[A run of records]
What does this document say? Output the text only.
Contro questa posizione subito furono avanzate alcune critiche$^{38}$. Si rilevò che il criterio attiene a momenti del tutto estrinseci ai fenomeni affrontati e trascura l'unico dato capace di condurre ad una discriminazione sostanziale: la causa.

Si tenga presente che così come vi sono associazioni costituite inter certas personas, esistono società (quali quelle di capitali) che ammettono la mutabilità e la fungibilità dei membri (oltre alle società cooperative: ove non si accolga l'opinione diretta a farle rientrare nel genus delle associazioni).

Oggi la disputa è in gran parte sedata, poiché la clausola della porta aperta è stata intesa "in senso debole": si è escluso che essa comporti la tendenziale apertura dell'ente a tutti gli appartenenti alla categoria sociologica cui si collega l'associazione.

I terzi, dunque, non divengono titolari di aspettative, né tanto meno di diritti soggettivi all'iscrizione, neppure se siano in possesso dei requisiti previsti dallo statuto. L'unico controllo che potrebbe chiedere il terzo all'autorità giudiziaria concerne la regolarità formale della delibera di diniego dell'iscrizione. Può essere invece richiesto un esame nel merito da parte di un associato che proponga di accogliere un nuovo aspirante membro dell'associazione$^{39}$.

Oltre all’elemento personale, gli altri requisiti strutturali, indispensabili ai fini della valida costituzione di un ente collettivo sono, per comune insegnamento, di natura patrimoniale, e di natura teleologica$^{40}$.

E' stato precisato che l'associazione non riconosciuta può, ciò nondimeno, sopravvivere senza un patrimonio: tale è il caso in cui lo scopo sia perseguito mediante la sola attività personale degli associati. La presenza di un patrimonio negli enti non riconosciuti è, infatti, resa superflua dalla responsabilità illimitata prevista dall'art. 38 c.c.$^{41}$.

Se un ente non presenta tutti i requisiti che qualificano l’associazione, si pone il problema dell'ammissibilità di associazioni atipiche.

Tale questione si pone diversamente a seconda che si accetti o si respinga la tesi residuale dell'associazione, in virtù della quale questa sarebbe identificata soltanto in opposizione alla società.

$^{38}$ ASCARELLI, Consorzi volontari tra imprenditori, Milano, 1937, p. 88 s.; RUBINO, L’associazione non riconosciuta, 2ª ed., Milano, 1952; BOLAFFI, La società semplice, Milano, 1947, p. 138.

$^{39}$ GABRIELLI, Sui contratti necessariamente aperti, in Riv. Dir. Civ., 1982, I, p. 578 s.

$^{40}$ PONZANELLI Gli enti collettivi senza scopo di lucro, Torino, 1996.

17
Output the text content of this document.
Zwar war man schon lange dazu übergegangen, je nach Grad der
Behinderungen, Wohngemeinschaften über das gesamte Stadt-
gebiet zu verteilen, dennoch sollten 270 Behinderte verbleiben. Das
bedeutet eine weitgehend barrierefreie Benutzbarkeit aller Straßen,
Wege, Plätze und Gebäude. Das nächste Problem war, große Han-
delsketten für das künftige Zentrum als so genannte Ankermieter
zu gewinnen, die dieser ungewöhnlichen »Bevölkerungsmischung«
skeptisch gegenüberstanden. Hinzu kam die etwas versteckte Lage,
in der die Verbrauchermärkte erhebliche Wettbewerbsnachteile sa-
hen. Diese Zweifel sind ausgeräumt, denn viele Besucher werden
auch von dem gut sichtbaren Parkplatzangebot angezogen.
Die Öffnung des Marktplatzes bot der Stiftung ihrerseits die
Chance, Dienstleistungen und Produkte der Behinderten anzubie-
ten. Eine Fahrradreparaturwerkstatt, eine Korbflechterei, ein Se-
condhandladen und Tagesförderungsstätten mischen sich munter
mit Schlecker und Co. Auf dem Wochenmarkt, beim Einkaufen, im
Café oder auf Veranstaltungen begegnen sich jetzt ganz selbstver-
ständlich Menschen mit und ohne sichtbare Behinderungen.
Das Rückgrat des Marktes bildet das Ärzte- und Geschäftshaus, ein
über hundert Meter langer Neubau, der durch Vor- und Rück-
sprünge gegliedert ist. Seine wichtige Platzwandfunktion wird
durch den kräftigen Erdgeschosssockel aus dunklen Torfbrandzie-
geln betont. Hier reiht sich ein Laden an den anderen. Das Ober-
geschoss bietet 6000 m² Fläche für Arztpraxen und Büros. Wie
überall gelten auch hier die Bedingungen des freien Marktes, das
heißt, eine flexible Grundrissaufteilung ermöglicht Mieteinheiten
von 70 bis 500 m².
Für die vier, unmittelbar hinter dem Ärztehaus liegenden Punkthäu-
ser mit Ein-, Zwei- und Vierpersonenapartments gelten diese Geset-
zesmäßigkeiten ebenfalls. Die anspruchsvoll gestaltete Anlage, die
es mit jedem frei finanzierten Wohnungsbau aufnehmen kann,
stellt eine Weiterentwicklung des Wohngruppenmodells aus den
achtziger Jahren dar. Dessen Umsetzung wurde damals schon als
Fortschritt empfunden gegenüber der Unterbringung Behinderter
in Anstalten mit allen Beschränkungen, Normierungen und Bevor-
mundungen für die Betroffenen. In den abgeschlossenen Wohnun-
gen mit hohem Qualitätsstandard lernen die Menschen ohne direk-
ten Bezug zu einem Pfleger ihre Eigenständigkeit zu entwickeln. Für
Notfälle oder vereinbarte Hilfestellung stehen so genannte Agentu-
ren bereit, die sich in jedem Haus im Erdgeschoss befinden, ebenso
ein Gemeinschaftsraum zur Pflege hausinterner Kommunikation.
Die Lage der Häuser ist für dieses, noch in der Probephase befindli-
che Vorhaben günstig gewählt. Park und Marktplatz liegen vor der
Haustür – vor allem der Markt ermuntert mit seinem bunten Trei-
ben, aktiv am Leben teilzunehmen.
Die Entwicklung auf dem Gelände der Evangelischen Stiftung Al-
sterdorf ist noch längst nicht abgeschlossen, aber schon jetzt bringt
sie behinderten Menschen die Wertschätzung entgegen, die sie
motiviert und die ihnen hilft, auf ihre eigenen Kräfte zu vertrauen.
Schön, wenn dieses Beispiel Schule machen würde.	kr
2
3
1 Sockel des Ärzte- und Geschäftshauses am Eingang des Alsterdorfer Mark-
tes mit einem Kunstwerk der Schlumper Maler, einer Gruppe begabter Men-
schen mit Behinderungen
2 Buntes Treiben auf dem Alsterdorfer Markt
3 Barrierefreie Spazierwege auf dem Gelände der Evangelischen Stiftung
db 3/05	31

■ Requirements
Identify and list each line with the word "text".

■ Output for this task
What does this document say? Output the text only.
Output the text content of this document.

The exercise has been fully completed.